REQUIRED WORK —
Single out each line with the word "ſtomachi" and copy it.

Saved entries —
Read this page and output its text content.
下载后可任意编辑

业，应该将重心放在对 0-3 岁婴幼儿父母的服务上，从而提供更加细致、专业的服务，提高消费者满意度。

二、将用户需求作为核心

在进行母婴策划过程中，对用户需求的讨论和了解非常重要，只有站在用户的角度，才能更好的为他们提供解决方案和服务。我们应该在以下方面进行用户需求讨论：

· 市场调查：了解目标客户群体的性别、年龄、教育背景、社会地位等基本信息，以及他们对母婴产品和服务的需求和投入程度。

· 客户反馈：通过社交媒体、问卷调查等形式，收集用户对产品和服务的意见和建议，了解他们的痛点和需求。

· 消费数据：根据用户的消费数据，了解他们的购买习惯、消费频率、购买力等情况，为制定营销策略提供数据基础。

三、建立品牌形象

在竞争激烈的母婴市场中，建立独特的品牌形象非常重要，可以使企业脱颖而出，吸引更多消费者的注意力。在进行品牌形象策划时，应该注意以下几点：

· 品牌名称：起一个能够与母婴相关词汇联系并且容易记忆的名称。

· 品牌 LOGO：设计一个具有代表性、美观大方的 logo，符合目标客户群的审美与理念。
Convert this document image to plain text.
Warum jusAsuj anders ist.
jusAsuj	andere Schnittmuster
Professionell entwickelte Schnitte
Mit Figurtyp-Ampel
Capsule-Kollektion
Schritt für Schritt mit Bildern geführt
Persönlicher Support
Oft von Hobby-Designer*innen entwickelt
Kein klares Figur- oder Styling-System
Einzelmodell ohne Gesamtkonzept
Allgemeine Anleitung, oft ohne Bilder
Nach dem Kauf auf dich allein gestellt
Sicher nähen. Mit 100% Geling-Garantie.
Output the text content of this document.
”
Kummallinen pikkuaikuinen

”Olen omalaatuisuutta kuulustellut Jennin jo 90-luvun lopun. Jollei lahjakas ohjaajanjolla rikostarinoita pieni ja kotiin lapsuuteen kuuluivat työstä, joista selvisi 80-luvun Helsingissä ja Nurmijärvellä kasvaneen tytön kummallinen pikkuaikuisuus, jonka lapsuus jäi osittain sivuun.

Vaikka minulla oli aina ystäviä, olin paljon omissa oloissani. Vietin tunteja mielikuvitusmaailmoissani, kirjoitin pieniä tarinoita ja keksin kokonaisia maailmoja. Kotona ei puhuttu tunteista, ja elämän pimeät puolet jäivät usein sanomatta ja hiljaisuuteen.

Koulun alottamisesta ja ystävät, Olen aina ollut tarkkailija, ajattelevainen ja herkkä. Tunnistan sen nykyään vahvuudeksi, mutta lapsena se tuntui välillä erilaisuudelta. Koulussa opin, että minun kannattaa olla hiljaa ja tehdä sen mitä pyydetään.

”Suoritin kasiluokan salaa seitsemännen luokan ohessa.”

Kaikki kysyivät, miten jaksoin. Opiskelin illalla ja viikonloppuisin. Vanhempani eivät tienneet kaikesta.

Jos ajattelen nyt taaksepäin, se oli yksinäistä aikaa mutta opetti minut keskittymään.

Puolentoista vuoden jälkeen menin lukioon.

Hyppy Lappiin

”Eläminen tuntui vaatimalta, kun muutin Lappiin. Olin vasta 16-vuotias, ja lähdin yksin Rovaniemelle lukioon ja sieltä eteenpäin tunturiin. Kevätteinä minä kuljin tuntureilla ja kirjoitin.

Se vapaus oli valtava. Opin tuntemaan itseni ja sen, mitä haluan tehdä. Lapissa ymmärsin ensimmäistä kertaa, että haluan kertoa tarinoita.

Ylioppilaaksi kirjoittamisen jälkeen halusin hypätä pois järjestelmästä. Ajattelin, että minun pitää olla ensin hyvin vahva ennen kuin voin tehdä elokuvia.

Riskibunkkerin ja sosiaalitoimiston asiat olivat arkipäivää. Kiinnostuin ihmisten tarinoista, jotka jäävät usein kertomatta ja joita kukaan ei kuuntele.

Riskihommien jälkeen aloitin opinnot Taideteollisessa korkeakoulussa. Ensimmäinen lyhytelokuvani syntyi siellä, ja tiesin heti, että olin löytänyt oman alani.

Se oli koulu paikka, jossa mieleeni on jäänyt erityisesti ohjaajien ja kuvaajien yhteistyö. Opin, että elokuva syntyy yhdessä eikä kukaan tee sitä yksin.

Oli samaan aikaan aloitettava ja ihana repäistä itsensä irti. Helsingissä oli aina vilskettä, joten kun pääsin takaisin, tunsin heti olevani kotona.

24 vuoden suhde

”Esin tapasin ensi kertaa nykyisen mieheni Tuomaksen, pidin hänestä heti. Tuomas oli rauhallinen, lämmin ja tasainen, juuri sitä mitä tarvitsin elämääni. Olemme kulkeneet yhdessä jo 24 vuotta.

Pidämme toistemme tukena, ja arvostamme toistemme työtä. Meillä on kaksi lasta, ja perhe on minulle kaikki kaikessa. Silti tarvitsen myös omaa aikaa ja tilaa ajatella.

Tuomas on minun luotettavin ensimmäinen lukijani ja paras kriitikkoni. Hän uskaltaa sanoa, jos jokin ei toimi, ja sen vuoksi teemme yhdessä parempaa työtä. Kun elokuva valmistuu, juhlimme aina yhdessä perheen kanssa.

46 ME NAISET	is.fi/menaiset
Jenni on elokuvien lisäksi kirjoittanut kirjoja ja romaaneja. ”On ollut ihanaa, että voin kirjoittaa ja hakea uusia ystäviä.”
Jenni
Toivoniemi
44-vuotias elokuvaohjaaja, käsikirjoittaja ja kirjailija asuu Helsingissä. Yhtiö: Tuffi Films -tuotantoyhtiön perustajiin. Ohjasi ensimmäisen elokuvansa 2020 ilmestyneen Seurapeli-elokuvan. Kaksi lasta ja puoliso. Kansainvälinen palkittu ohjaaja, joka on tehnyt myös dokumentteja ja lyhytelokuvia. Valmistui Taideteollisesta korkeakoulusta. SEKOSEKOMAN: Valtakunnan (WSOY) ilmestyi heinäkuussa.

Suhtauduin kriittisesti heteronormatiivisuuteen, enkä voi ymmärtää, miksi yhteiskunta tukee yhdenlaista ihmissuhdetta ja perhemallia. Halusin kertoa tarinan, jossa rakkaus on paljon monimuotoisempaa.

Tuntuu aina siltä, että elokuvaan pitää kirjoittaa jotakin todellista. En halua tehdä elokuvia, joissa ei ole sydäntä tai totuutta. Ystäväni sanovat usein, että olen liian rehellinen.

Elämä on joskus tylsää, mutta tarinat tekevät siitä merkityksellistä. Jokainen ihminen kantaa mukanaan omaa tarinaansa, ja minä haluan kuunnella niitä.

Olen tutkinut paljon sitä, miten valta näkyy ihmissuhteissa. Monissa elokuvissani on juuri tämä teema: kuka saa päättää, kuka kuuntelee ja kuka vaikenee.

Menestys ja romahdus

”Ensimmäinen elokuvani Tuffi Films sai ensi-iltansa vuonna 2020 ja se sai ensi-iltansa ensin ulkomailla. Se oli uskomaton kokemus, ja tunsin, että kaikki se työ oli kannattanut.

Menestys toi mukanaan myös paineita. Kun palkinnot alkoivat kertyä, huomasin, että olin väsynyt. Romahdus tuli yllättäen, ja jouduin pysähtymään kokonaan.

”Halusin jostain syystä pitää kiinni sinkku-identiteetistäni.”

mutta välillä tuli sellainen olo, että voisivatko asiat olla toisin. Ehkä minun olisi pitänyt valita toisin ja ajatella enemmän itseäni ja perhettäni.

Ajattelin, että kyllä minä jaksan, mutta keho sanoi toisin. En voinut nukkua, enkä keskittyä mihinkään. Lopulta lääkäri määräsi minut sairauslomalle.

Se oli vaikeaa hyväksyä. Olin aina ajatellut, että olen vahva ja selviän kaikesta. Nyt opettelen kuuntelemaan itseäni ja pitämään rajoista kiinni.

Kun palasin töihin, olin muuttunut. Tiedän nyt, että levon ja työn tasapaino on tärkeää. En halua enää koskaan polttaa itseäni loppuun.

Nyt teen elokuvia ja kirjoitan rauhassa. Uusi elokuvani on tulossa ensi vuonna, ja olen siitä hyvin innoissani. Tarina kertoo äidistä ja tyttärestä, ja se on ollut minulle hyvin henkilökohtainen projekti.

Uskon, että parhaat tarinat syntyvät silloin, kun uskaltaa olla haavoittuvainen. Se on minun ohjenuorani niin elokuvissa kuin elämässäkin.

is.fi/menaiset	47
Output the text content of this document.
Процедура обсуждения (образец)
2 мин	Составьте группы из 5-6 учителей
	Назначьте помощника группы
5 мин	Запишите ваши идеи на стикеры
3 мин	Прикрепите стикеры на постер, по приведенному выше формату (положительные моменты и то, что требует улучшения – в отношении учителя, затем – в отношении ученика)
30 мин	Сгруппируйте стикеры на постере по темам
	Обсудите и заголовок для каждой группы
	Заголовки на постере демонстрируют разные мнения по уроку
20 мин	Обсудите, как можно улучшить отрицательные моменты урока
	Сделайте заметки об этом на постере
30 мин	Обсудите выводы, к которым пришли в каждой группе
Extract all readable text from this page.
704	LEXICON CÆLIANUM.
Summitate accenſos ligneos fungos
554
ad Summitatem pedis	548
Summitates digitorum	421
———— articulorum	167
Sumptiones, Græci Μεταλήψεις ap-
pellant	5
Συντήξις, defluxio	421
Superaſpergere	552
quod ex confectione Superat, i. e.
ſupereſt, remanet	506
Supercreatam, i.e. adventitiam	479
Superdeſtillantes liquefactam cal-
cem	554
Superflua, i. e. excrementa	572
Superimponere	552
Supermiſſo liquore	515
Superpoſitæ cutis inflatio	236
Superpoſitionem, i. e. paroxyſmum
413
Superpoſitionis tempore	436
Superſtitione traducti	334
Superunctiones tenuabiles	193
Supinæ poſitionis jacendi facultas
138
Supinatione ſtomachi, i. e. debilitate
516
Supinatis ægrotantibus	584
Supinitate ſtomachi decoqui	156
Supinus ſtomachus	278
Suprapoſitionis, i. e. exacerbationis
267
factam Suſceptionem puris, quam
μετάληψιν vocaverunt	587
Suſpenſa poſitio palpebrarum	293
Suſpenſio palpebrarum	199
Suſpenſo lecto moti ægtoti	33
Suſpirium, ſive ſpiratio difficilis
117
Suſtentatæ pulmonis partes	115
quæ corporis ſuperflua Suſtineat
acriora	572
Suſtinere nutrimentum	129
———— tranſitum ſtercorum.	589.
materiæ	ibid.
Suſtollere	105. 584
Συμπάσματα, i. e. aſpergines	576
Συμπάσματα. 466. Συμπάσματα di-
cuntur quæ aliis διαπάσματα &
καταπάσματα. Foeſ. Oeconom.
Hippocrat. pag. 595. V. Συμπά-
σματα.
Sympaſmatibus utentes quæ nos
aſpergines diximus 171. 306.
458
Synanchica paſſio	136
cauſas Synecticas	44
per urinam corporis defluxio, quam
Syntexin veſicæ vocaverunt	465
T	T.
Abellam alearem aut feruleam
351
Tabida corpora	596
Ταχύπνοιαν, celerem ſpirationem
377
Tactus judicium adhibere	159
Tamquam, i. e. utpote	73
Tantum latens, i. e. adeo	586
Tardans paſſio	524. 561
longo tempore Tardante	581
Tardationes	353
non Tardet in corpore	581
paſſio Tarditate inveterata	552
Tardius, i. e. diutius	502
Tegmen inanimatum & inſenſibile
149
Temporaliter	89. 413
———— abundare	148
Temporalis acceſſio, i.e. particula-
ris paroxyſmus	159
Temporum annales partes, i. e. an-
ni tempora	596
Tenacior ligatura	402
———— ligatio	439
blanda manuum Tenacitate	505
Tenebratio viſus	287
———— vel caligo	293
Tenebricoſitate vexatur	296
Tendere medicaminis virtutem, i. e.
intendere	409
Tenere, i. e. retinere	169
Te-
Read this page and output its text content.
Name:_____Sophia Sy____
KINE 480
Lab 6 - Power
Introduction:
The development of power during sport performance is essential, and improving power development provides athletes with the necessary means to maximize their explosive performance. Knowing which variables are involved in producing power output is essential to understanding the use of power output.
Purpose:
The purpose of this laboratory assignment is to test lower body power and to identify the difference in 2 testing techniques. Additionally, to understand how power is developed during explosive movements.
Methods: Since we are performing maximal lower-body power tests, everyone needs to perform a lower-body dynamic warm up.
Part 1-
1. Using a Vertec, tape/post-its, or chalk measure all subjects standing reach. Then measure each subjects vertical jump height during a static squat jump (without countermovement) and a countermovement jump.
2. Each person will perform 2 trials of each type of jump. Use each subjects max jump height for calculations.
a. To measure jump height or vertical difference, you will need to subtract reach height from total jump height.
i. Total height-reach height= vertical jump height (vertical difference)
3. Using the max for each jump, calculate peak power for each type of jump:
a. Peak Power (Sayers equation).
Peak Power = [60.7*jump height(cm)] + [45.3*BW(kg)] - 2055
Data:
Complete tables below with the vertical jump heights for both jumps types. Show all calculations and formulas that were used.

REPLY TO THE TASK —
Supinatione ſtomachi, i. e. debilitate
Supinitate ſtomachi decoqui	156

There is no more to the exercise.